*** ENTRIES ***

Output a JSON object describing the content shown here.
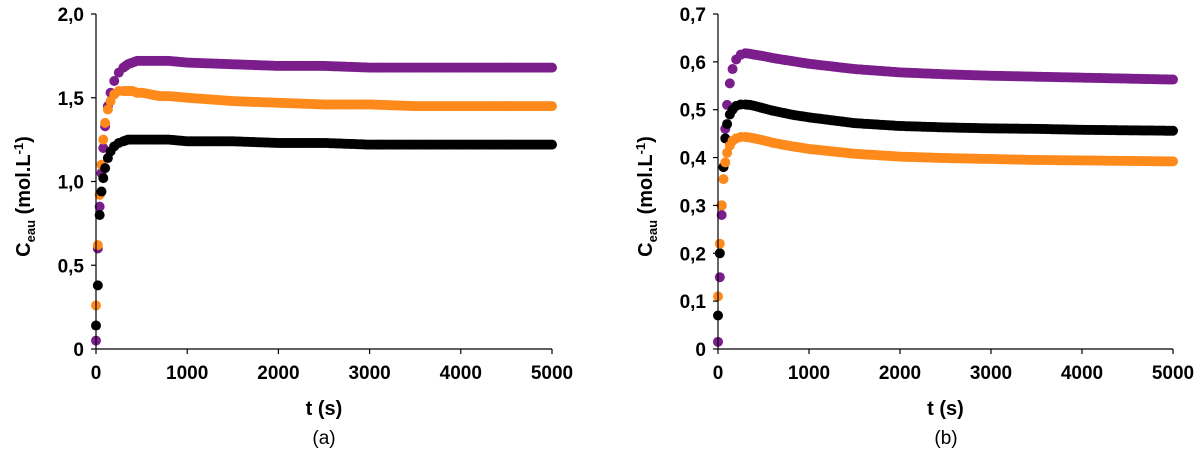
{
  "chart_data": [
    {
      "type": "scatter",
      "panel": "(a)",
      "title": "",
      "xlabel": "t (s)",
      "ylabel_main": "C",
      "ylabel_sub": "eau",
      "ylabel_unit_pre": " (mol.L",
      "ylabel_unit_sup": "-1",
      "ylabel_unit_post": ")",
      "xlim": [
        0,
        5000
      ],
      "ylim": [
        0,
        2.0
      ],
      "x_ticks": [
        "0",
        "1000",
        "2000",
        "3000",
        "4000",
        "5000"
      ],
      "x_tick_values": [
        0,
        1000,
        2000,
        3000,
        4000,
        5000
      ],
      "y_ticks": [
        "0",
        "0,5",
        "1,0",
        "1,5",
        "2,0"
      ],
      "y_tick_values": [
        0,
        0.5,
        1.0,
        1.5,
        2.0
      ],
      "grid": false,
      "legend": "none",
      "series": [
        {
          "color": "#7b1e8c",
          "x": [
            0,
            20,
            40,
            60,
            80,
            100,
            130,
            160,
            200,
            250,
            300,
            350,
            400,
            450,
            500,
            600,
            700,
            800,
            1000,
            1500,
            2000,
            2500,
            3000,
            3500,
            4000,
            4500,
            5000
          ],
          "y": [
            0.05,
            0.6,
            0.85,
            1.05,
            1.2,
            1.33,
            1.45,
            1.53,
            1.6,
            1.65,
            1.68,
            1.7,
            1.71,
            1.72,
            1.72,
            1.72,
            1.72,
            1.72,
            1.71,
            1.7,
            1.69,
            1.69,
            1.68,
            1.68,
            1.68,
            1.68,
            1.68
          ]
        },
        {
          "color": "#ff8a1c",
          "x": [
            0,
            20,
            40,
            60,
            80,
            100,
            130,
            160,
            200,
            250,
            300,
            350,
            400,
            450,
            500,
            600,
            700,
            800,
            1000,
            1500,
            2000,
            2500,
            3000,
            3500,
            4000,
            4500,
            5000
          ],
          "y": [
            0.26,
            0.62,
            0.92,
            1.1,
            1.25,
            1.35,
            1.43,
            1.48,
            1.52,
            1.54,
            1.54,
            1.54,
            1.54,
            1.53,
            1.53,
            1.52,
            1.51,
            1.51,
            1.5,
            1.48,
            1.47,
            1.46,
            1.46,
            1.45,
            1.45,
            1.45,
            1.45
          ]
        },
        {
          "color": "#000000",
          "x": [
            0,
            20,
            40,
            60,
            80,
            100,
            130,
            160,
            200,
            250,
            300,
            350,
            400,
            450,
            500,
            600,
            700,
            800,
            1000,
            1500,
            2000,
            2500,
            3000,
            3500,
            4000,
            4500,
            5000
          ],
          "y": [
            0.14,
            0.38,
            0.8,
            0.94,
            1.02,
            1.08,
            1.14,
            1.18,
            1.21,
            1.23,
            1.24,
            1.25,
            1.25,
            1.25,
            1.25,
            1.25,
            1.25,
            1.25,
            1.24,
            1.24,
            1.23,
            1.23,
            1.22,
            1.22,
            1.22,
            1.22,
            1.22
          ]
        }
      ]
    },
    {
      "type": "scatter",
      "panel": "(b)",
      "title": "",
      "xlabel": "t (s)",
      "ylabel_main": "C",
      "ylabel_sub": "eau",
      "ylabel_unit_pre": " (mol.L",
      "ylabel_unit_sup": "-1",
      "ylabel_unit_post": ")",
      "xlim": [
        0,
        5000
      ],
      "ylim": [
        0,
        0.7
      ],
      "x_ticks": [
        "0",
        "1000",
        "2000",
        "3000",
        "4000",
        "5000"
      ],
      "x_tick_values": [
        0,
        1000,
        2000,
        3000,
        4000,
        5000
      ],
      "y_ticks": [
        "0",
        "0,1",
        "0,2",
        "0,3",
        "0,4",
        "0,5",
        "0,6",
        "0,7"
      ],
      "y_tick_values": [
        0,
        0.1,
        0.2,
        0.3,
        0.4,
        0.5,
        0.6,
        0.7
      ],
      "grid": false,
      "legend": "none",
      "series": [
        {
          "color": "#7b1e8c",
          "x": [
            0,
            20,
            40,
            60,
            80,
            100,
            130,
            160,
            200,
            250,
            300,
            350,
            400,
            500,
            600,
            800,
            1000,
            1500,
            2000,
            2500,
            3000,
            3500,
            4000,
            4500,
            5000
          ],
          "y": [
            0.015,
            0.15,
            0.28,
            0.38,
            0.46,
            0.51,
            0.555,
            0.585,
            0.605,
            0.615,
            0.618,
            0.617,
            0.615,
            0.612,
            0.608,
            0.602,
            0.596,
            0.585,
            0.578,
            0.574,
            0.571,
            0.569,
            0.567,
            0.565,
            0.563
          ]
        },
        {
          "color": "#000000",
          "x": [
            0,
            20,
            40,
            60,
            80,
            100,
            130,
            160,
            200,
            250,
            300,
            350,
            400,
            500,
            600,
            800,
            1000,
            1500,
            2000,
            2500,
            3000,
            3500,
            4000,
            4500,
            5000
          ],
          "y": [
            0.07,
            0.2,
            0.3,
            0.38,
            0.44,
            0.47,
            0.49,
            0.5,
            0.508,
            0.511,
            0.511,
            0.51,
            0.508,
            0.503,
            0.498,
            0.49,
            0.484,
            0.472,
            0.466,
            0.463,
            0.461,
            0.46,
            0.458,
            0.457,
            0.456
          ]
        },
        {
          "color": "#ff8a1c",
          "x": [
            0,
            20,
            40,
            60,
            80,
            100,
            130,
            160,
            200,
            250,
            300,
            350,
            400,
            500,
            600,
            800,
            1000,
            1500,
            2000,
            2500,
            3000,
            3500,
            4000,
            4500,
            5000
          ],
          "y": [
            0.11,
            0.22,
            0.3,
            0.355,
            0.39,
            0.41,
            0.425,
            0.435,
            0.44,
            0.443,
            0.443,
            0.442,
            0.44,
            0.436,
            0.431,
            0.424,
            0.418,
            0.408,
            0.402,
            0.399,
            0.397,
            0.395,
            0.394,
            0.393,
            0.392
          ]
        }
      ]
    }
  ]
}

***
*** ENTRIES ***

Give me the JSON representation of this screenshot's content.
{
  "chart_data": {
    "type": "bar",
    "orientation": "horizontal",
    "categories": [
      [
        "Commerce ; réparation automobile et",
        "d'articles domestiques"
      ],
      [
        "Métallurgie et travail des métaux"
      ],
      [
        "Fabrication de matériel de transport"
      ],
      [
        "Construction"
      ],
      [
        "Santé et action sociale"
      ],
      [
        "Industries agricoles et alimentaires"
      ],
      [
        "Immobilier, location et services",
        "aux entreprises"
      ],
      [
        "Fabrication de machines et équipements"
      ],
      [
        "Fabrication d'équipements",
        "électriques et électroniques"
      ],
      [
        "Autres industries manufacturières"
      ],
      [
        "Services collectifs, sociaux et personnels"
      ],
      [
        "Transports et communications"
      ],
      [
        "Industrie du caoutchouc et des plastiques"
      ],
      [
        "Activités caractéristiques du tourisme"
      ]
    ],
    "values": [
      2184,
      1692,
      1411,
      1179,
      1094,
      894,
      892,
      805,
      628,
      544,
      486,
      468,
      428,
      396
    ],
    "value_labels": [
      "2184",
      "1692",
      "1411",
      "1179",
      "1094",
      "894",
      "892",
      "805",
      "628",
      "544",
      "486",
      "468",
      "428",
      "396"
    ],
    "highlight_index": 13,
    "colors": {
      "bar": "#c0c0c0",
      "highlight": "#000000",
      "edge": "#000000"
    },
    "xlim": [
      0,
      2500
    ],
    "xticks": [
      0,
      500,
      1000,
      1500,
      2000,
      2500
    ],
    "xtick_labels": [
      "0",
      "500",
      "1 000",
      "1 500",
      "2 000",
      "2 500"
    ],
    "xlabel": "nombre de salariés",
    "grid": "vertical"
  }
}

***
*** ENTRIES ***

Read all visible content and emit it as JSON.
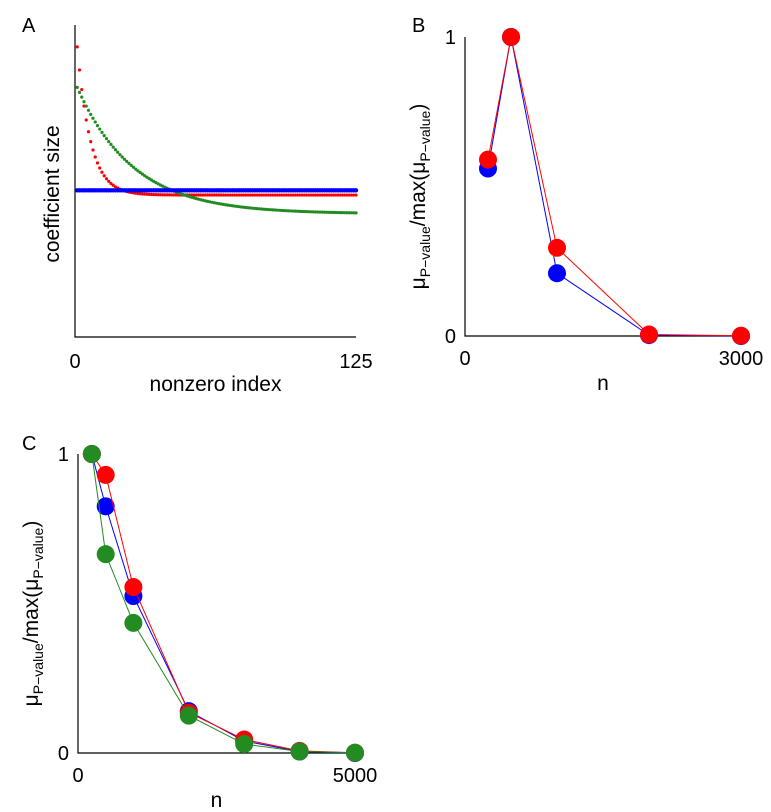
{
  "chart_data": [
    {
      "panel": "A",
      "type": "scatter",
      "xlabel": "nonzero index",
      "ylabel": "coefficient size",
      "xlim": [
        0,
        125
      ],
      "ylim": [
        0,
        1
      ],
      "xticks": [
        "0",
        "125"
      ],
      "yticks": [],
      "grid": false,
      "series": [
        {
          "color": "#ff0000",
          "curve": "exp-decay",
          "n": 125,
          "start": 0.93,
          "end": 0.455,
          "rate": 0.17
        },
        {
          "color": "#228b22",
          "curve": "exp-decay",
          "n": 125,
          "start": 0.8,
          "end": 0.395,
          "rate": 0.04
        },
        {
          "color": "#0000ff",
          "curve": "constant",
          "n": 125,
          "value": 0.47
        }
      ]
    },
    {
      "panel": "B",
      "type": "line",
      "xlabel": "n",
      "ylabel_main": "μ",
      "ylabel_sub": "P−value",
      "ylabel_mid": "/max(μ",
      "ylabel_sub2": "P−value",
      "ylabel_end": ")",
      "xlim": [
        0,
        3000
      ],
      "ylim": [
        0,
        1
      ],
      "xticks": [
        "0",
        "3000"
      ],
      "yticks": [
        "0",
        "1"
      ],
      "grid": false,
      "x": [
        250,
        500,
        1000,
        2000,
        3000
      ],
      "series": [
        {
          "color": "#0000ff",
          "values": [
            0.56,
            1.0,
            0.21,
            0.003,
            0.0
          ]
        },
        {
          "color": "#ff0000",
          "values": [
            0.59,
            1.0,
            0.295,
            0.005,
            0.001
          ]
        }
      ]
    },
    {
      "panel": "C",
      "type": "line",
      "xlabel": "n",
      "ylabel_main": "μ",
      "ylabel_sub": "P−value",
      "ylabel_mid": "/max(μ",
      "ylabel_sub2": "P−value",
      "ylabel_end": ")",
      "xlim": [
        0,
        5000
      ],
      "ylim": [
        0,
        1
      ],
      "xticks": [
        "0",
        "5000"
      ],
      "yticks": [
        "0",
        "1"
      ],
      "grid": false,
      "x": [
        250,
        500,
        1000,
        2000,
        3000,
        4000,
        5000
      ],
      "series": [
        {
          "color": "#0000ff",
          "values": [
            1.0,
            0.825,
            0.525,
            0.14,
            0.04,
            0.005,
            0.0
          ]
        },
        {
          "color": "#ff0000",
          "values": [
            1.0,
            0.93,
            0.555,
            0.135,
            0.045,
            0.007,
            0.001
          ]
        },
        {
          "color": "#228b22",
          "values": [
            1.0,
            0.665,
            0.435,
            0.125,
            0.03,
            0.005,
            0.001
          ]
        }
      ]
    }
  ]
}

***

Working from the entries above, return all lines that contain "panel".

      "panel": "(a)",
      "panel": "(b)",
      "panel": "A",
      "panel": "B",
      "panel": "C",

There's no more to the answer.